PROBLEM DETAILS -
Set the listing down again in full, word for word, with the pictures left out.

MATERIAL -
● ● ● ●

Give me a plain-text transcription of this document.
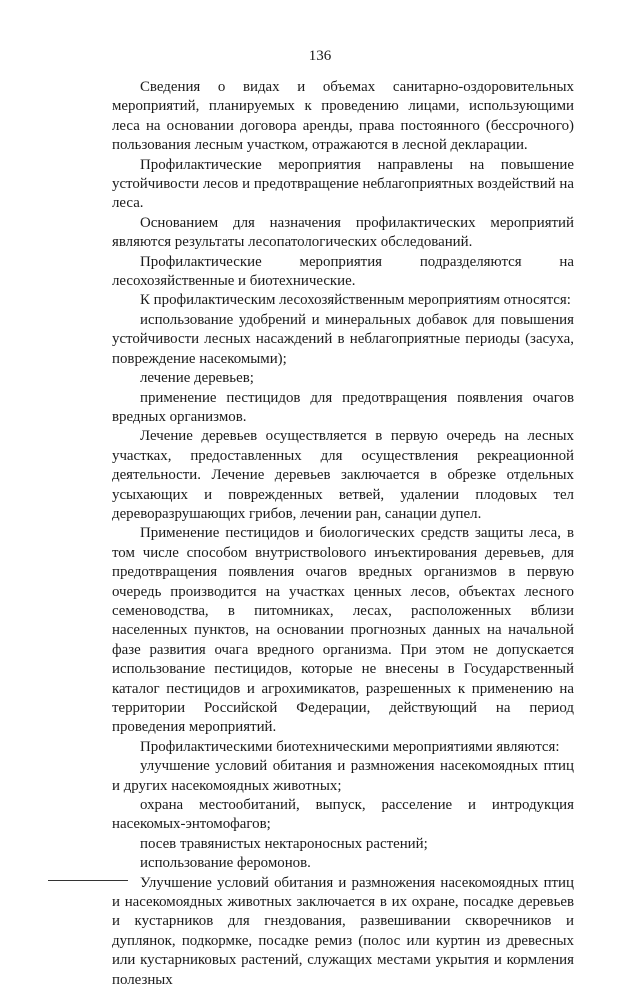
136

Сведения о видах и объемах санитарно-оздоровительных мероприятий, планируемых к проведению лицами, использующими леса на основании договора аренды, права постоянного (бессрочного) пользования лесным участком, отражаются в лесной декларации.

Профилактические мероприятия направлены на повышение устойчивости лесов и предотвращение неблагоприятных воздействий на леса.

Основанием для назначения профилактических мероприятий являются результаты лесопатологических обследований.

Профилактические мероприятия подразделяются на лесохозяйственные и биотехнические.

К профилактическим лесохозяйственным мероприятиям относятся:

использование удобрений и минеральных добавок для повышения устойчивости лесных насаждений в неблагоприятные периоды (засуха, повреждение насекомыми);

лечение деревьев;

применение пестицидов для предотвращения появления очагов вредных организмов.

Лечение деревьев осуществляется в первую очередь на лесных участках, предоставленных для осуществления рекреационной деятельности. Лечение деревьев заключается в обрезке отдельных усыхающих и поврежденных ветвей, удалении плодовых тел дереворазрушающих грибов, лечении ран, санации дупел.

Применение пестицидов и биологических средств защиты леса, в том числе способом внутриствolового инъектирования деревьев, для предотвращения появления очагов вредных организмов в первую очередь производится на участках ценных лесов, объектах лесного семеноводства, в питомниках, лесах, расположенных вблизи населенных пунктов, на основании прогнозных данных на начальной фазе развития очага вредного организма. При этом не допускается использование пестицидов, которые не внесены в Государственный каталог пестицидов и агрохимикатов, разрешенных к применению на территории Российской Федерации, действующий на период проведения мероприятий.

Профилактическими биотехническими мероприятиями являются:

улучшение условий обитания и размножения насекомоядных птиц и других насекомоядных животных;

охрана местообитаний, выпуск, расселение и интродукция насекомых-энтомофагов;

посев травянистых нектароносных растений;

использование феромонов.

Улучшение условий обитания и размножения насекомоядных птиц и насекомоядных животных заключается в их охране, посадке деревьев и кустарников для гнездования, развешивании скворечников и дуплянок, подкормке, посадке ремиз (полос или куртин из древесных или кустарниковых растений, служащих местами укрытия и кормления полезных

● ● ● ●

ANSWER TO THE PROBLEM -
Give me a plain-text transcription of this document.
136

Сведения о видах и объемах санитарно-оздоровительных мероприятий, планируемых к проведению лицами, использующими леса на основании договора аренды, права постоянного (бессрочного) пользования лесным участком, отражаются в лесной декларации.

Профилактические мероприятия направлены на повышение устойчивости лесов и предотвращение неблагоприятных воздействий на леса.

Основанием для назначения профилактических мероприятий являются результаты лесопатологических обследований.

Профилактические мероприятия подразделяются на лесохозяйственные и биотехнические.

К профилактическим лесохозяйственным мероприятиям относятся:

использование удобрений и минеральных добавок для повышения устойчивости лесных насаждений в неблагоприятные периоды (засуха, повреждение насекомыми);

лечение деревьев;

применение пестицидов для предотвращения появления очагов вредных организмов.

Лечение деревьев осуществляется в первую очередь на лесных участках, предоставленных для осуществления рекреационной деятельности. Лечение деревьев заключается в обрезке отдельных усыхающих и поврежденных ветвей, удалении плодовых тел дереворазрушающих грибов, лечении ран, санации дупел.

Применение пестицидов и биологических средств защиты леса, в том числе способом внутриствolового инъектирования деревьев, для предотвращения появления очагов вредных организмов в первую очередь производится на участках ценных лесов, объектах лесного семеноводства, в питомниках, лесах, расположенных вблизи населенных пунктов, на основании прогнозных данных на начальной фазе развития очага вредного организма. При этом не допускается использование пестицидов, которые не внесены в Государственный каталог пестицидов и агрохимикатов, разрешенных к применению на территории Российской Федерации, действующий на период проведения мероприятий.

Профилактическими биотехническими мероприятиями являются:

улучшение условий обитания и размножения насекомоядных птиц и других насекомоядных животных;

охрана местообитаний, выпуск, расселение и интродукция насекомых-энтомофагов;

посев травянистых нектароносных растений;

использование феромонов.

Улучшение условий обитания и размножения насекомоядных птиц и насекомоядных животных заключается в их охране, посадке деревьев и кустарников для гнездования, развешивании скворечников и дуплянок, подкормке, посадке ремиз (полос или куртин из древесных или кустарниковых растений, служащих местами укрытия и кормления полезных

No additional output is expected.